▸ **Supplied information**:
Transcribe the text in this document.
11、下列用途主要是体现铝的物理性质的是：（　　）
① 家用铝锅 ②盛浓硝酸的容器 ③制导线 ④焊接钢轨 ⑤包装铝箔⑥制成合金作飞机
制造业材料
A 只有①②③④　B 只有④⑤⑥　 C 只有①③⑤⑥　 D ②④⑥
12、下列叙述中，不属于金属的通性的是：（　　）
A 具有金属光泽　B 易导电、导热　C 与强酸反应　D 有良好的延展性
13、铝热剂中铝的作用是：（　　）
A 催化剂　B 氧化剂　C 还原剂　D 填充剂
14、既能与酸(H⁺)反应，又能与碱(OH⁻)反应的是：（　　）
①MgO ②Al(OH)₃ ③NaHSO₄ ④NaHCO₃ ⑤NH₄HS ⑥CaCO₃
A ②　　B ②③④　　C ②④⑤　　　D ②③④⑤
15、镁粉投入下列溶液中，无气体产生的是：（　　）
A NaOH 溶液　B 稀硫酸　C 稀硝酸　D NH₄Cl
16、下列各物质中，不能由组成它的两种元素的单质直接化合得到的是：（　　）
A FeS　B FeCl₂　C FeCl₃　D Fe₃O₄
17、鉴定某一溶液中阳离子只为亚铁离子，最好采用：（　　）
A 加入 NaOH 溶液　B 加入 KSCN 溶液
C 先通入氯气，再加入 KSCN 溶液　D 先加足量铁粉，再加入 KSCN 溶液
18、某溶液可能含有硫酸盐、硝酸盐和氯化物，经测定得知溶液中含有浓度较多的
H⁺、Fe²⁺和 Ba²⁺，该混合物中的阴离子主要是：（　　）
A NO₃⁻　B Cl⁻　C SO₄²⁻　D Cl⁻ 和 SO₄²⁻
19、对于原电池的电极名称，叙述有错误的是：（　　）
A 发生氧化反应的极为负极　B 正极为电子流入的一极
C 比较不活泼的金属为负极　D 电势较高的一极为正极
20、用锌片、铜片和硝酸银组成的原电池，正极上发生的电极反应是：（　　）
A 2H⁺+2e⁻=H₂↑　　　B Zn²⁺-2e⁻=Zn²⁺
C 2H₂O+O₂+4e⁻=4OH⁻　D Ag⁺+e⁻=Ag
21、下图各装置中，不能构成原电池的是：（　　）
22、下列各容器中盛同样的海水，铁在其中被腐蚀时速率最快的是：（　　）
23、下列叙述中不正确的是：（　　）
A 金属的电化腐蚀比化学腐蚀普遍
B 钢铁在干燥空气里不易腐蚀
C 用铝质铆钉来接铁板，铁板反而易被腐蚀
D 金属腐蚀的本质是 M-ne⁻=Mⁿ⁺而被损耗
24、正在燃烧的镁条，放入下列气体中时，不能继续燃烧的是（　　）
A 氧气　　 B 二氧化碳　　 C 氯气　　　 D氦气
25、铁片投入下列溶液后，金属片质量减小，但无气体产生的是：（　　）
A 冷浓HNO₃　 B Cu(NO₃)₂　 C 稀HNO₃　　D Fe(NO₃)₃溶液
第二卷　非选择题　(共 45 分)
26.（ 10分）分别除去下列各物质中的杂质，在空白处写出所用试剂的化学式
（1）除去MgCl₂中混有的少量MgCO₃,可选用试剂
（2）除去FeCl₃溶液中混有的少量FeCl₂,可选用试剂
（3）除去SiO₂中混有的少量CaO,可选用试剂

==

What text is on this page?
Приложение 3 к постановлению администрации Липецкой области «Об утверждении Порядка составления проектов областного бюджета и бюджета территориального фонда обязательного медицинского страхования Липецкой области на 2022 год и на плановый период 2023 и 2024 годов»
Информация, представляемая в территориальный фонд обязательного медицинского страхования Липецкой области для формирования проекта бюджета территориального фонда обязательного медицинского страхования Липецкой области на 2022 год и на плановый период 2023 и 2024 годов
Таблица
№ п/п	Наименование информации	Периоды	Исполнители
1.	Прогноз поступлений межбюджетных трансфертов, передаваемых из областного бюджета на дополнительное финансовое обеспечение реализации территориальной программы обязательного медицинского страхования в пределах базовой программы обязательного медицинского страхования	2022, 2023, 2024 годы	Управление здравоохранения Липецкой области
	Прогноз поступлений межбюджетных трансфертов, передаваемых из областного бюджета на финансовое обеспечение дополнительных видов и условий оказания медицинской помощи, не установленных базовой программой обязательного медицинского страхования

▸ **Exercise description**: Reproduce each line from the records that contains the word "передаваемых".

▸ **Right answer**:
1.	Прогноз поступлений межбюджетных трансфертов, передаваемых из областного бюджета на дополнительное финансовое обеспечение реализации территориальной программы обязательного медицинского страхования в пределах базовой программы обязательного медицинского страхования	2022, 2023, 2024 годы	Управление здравоохранения Липецкой области
	Прогноз поступлений межбюджетных трансфертов, передаваемых из областного бюджета на финансовое обеспечение дополнительных видов и условий оказания медицинской помощи, не установленных базовой программой обязательного медицинского страхования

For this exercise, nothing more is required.